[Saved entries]
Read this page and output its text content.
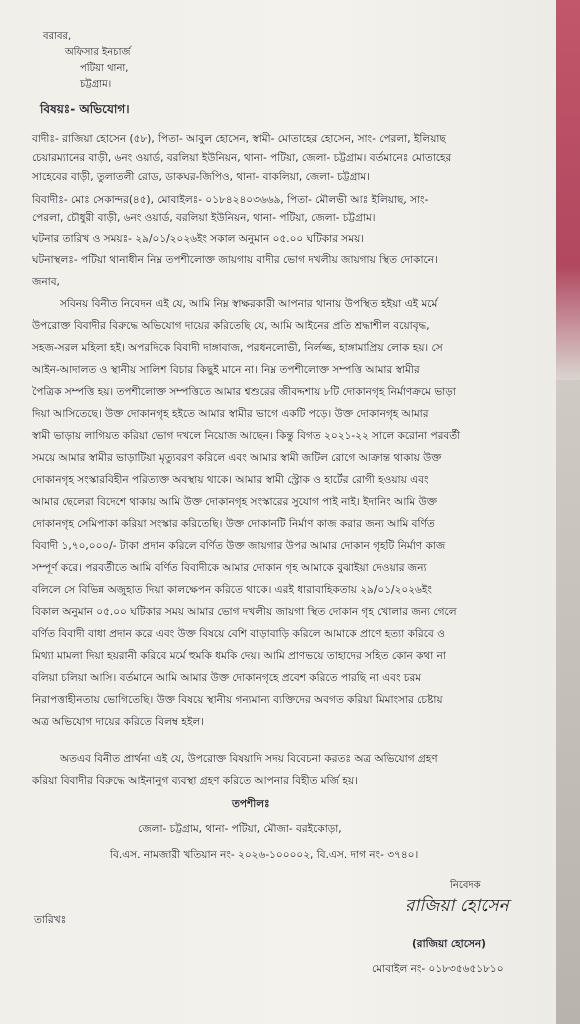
বরাবর,
অফিসার ইনচার্জ
পটিয়া থানা,
চট্টগ্রাম।
বিষয়ঃ- অভিযোগ।
বাদীঃ- রাজিয়া হোসেন (৫৮), পিতা- আবুল হোসেন, স্বামী- মোতাহের হোসেন, সাং- পেরলা, ইলিয়াছ
চেয়ারম্যানের বাড়ী, ৬নং ওয়ার্ড, বরলিয়া ইউনিয়ন, থানা- পটিয়া, জেলা- চট্টগ্রাম। বর্তমানেঃ মোতাহের
সাহেবের বাড়ী, তুলাতলী রোড, ডাকঘর-জিপিও, থানা- বাকলিয়া, জেলা- চট্টগ্রাম।
বিবাদীঃ- মোঃ সেকান্দর(৪৫), মোবাইলঃ- ০১৮৪২৪০৩৬৬৯, পিতা- মৌলভী আঃ ইলিয়াছ, সাং-
পেরলা, চৌধুরী বাড়ী, ৬নং ওয়ার্ড, বরলিয়া ইউনিয়ন, থানা- পটিয়া, জেলা- চট্টগ্রাম।
ঘটনার তারিখ ও সময়ঃ- ২৯/০১/২০২৬ইং সকাল অনুমান ০৫.০০ ঘটিকার সময়।
ঘটনাস্থলঃ- পটিয়া থানাধীন নিম্ন তপশীলোক্ত জায়গায় বাদীর ভোগ দখলীয় জায়গায় স্থিত দোকানে।
জনাব,
সবিনয় বিনীত নিবেদন এই যে, আমি নিম্ন স্বাক্ষরকারী আপনার থানায় উপস্থিত হইয়া এই মর্মে
উপরোক্ত বিবাদীর বিরুদ্ধে অভিযোগ দায়ের করিতেছি যে, আমি আইনের প্রতি শ্রদ্ধাশীল বয়োবৃদ্ধ,
সহজ-সরল মহিলা হই। অপরদিকে বিবাদী দাঙ্গাবাজ, পরধনলোভী, নির্লজ্জ, হাঙ্গামাপ্রিয় লোক হয়। সে
আইন-আদালত ও স্থানীয় সালিশ বিচার কিছুই মানে না। নিম্ন তপশীলোক্ত সম্পত্তি আমার স্বামীর
পৈত্রিক সম্পত্তি হয়। তপশীলোক্ত সম্পত্তিতে আমার শ্বশুরের জীবদ্দশায় ৮টি দোকানগৃহ নির্মাণক্রমে ভাড়া
দিয়া আসিতেছে। উক্ত দোকানগৃহ হইতে আমার স্বামীর ভাগে একটি পড়ে। উক্ত দোকানগৃহ আমার
স্বামী ভাড়ায় লাগিয়ত করিয়া ভোগ দখলে নিয়োজ আছেন। কিন্তু বিগত ২০২১-২২ সালে করোনা পরবর্তী
সময়ে আমার স্বামীর ভাড়াটিয়া মৃত্যুবরণ করিলে এবং আমার স্বামী জটিল রোগে আক্রান্ত থাকায় উক্ত
দোকানগৃহ সংস্কারবিহীন পরিত্যক্ত অবস্থায় থাকে। আমার স্বামী স্ট্রোক ও হার্টের রোগী হওয়ায় এবং
আমার ছেলেরা বিদেশে থাকায় আমি উক্ত দোকানগৃহ সংস্কারের সুযোগ পাই নাই। ইদানিং আমি উক্ত
দোকানগৃহ সেমিপাকা করিয়া সংস্কার করিতেছি। উক্ত দোকানটি নির্মাণ কাজ করার জন্য আমি বর্ণিত
বিবাদী ১,৭০,০০০/- টাকা প্রদান করিলে বর্ণিত উক্ত জায়গার উপর আমার দোকান গৃহটি নির্মাণ কাজ
সম্পূর্ণ করে। পরবর্তীতে আমি বর্ণিত বিবাদীকে আমার দোকান গৃহ আমাকে বুঝাইয়া দেওয়ার জন্য
বলিলে সে বিভিন্ন অজুহাত দিয়া কালক্ষেপন করিতে থাকে। এরই ধারাবাহিকতায় ২৯/০১/২০২৬ইং
বিকাল অনুমান ০৫.০০ ঘটিকার সময় আমার ভোগ দখলীয় জায়গা স্থিত দোকান গৃহ খোলার জন্য গেলে
বর্ণিত বিবাদী বাধা প্রদান করে এবং উক্ত বিষয়ে বেশি বাড়াবাড়ি করিলে আমাকে প্রাণে হত্যা করিবে ও
মিথ্যা মামলা দিয়া হয়রানী করিবে মর্মে হুমকি ধমকি দেয়। আমি প্রাণভয়ে তাহাদের সহিত কোন কথা না
বলিয়া চলিয়া আসি। বর্তমানে আমি আমার উক্ত দোকানগৃহে প্রবেশ করিতে পারছি না এবং চরম
নিরাপত্তাহীনতায় ভোগিতেছি। উক্ত বিষয়ে স্থানীয় গন্যমান্য ব্যক্তিদের অবগত করিয়া মিমাংসার চেষ্টায়
অত্র অভিযোগ দায়ের করিতে বিলম্ব হইল।
অতএব বিনীত প্রার্থনা এই যে, উপরোক্ত বিষয়াদি সদয় বিবেচনা করতঃ অত্র অভিযোগ গ্রহণ
করিয়া বিবাদীর বিরুদ্ধে আইনানুগ ব্যবস্থা গ্রহণ করিতে আপনার বিহীত মর্জি হয়।
তপশীলঃ
জেলা- চট্টগ্রাম, থানা- পটিয়া, মৌজা- বরইকোড়া,
বি.এস. নামজারী খতিয়ান নং- ২০২৬-১০০০০২, বি.এস. দাগ নং- ৩৭৪০।
নিবেদক
রাজিয়া হোসেন
তারিখঃ
(রাজিয়া হোসেন)
মোবাইল নং- ০১৮৩৫৬৫১৮১০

_Exercise_. Look for the word "পরবর" and return every line where it occurs.

_Problem solution_.
স্বামী ভাড়ায় লাগিয়ত করিয়া ভোগ দখলে নিয়োজ আছেন। কিন্তু বিগত ২০২১-২২ সালে করোনা পরবর্তী
সম্পূর্ণ করে। পরবর্তীতে আমি বর্ণিত বিবাদীকে আমার দোকান গৃহ আমাকে বুঝাইয়া দেওয়ার জন্য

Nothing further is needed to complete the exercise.